### WHAT IS ASKED
Show all lines from the listing below that contain "page".

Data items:

┄┄┄┄┄┄

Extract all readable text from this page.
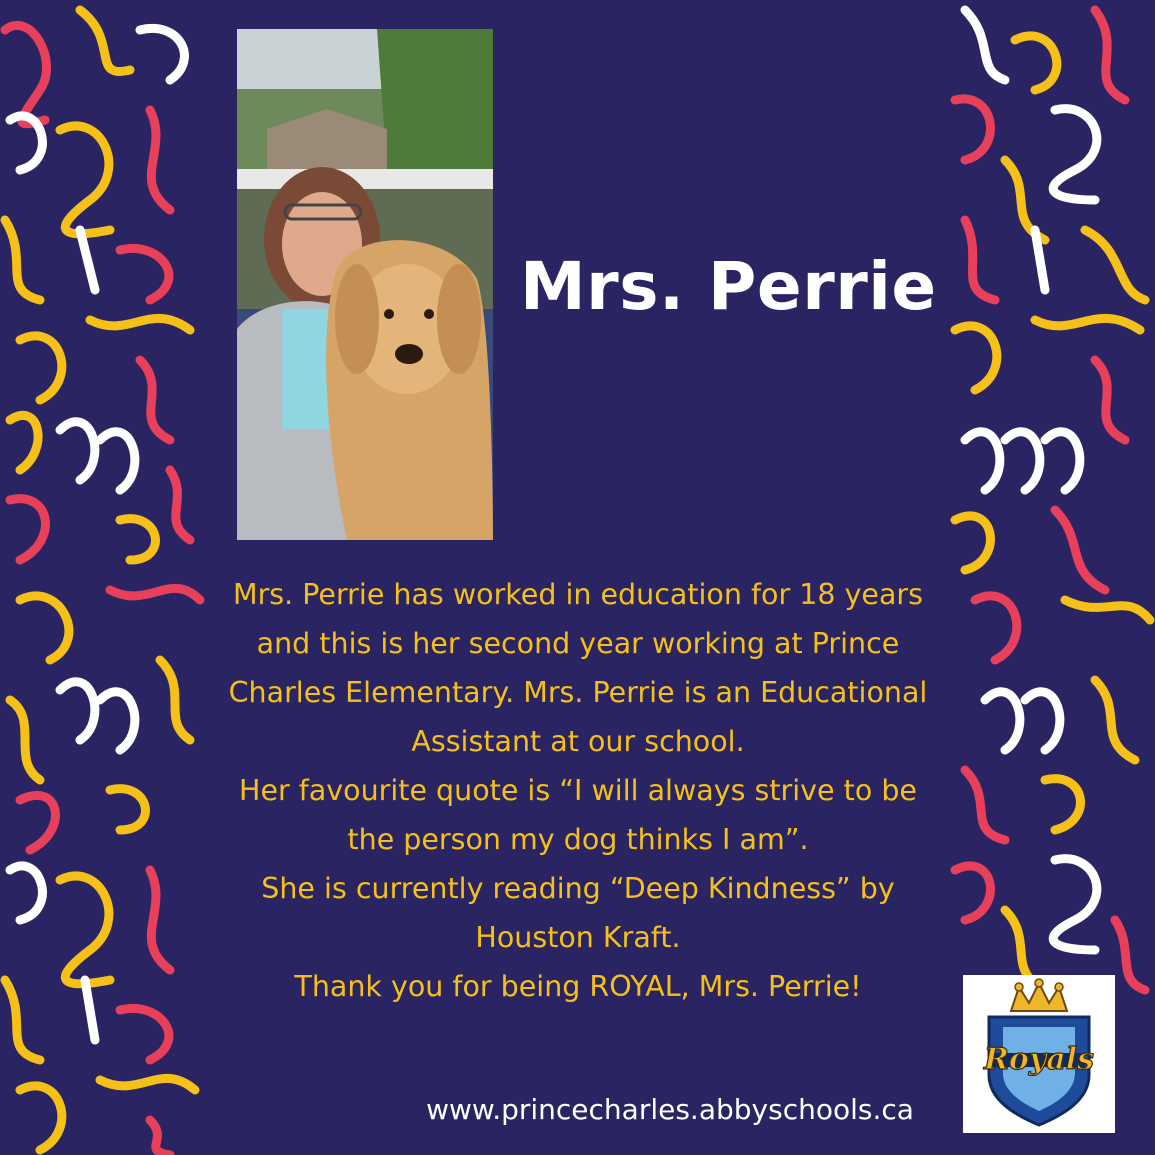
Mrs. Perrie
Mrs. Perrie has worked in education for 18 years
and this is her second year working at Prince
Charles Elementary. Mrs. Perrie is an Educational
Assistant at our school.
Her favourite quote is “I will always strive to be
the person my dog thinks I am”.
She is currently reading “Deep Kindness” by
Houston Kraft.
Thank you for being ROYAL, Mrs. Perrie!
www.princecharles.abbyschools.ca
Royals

┄┄┄┄┄┄

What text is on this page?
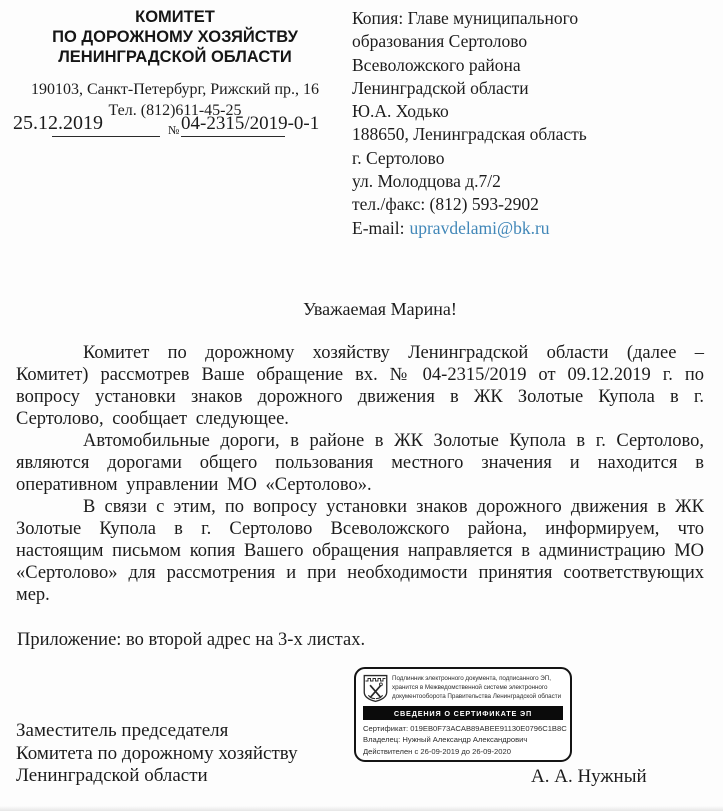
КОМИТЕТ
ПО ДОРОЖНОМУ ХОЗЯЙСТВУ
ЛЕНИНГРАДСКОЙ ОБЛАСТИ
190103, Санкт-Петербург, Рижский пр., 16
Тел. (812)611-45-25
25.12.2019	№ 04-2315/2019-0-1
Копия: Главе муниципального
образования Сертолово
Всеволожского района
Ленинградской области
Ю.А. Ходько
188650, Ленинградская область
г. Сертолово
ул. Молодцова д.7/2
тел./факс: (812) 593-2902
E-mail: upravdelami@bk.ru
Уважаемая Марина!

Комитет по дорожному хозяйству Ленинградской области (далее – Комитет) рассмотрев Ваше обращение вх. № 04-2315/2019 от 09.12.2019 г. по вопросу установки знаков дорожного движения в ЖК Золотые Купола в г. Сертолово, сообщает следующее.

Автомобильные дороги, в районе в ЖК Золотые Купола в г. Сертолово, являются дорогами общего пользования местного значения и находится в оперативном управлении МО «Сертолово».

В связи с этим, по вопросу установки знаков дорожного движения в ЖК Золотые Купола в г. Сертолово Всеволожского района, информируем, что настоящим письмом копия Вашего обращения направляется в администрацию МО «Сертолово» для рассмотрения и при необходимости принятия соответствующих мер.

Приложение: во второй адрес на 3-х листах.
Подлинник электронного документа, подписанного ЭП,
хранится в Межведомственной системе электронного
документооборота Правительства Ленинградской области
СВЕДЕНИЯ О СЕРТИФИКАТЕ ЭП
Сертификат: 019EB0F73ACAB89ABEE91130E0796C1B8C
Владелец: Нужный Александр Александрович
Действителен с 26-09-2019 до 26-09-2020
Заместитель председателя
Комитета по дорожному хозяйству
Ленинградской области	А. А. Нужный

┄┄┄┄┄┄

### REPLY
Extract all readable text from this page.
What text is on this page?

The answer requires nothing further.